→ **STATED GOAL**: Set each record down exactly, excluding all images.

- - -

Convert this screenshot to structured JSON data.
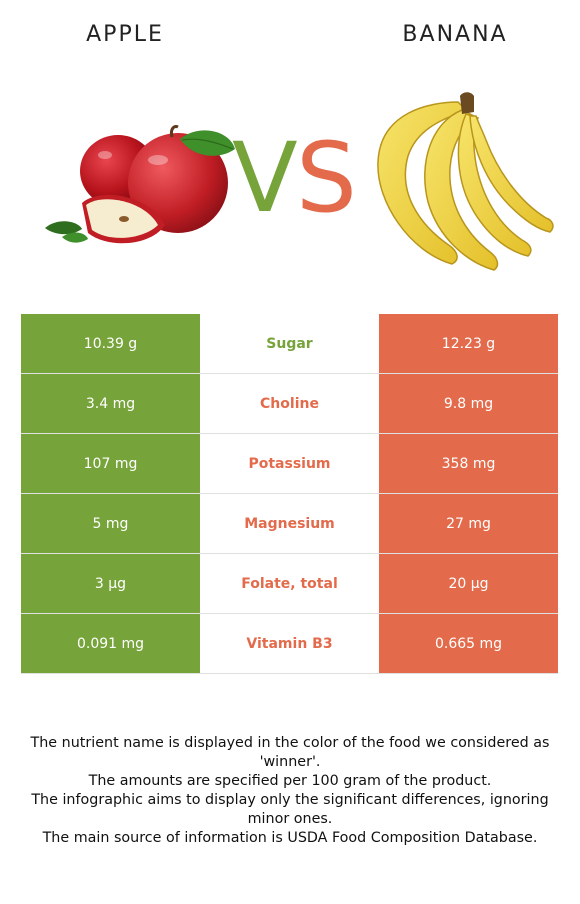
{
  "colors": {
    "left_accent": "#76a33a",
    "right_accent": "#e36b4b",
    "row_divider": "#e0e0e0"
  },
  "header": {
    "left_food": "APPLE",
    "right_food": "BANANA",
    "vs_v": "V",
    "vs_s": "S"
  },
  "images": {
    "left": "apple-image",
    "right": "banana-image"
  },
  "rows": [
    {
      "left": "10.39 g",
      "nutrient": "Sugar",
      "right": "12.23 g",
      "winner": "left"
    },
    {
      "left": "3.4 mg",
      "nutrient": "Choline",
      "right": "9.8 mg",
      "winner": "right"
    },
    {
      "left": "107 mg",
      "nutrient": "Potassium",
      "right": "358 mg",
      "winner": "right"
    },
    {
      "left": "5 mg",
      "nutrient": "Magnesium",
      "right": "27 mg",
      "winner": "right"
    },
    {
      "left": "3 µg",
      "nutrient": "Folate, total",
      "right": "20 µg",
      "winner": "right"
    },
    {
      "left": "0.091 mg",
      "nutrient": "Vitamin B3",
      "right": "0.665 mg",
      "winner": "right"
    }
  ],
  "footer": {
    "line1": "The nutrient name is displayed in the color of the food we considered as 'winner'.",
    "line2": "The amounts are specified per 100 gram of the product.",
    "line3": "The infographic aims to display only the significant differences, ignoring minor ones.",
    "line4": "The main source of information is USDA Food Composition Database."
  }
}
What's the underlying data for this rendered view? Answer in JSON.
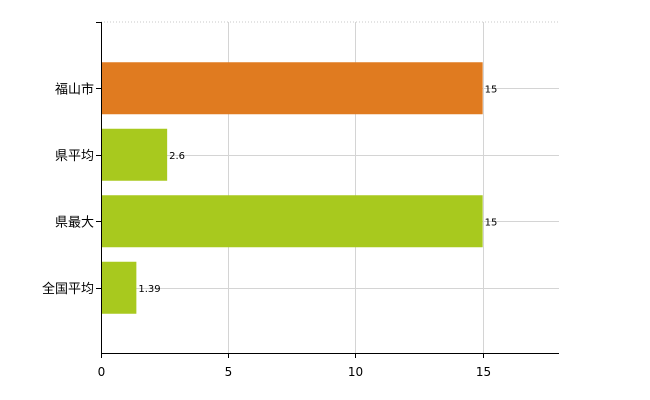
{
  "chart_data": {
    "type": "bar",
    "orientation": "horizontal",
    "categories": [
      "福山市",
      "県平均",
      "県最大",
      "全国平均"
    ],
    "values": [
      15,
      2.6,
      15,
      1.39
    ],
    "value_labels": [
      "15",
      "2.6",
      "15",
      "1.39"
    ],
    "bar_colors": [
      "#E07B20",
      "#A8C91E",
      "#A8C91E",
      "#A8C91E"
    ],
    "xlim": [
      0,
      18
    ],
    "xticks": [
      0,
      5,
      10,
      15
    ],
    "xtick_labels": [
      "0",
      "5",
      "10",
      "15"
    ],
    "grid": true
  }
}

- - -

→ **COMPLETE ANSWER**:
Convert this screenshot to structured JSON data.
{
  "colors": {
    "left_accent": "#76a33a",
    "right_accent": "#e36b4b",
    "row_divider": "#e0e0e0"
  },
  "header": {
    "left_food": "APPLE",
    "right_food": "BANANA",
    "vs_v": "V",
    "vs_s": "S"
  },
  "images": {
    "left": "apple-image",
    "right": "banana-image"
  },
  "rows": [
    {
      "left": "10.39 g",
      "nutrient": "Sugar",
      "right": "12.23 g",
      "winner": "left"
    },
    {
      "left": "3.4 mg",
      "nutrient": "Choline",
      "right": "9.8 mg",
      "winner": "right"
    },
    {
      "left": "107 mg",
      "nutrient": "Potassium",
      "right": "358 mg",
      "winner": "right"
    },
    {
      "left": "5 mg",
      "nutrient": "Magnesium",
      "right": "27 mg",
      "winner": "right"
    },
    {
      "left": "3 µg",
      "nutrient": "Folate, total",
      "right": "20 µg",
      "winner": "right"
    },
    {
      "left": "0.091 mg",
      "nutrient": "Vitamin B3",
      "right": "0.665 mg",
      "winner": "right"
    }
  ],
  "footer": {
    "line1": "The nutrient name is displayed in the color of the food we considered as 'winner'.",
    "line2": "The amounts are specified per 100 gram of the product.",
    "line3": "The infographic aims to display only the significant differences, ignoring minor ones.",
    "line4": "The main source of information is USDA Food Composition Database."
  }
}
What's the underlying data for this rendered view? Answer in JSON.
{
  "chart_data": {
    "type": "bar",
    "orientation": "horizontal",
    "categories": [
      "福山市",
      "県平均",
      "県最大",
      "全国平均"
    ],
    "values": [
      15,
      2.6,
      15,
      1.39
    ],
    "value_labels": [
      "15",
      "2.6",
      "15",
      "1.39"
    ],
    "bar_colors": [
      "#E07B20",
      "#A8C91E",
      "#A8C91E",
      "#A8C91E"
    ],
    "xlim": [
      0,
      18
    ],
    "xticks": [
      0,
      5,
      10,
      15
    ],
    "xtick_labels": [
      "0",
      "5",
      "10",
      "15"
    ],
    "grid": true
  }
}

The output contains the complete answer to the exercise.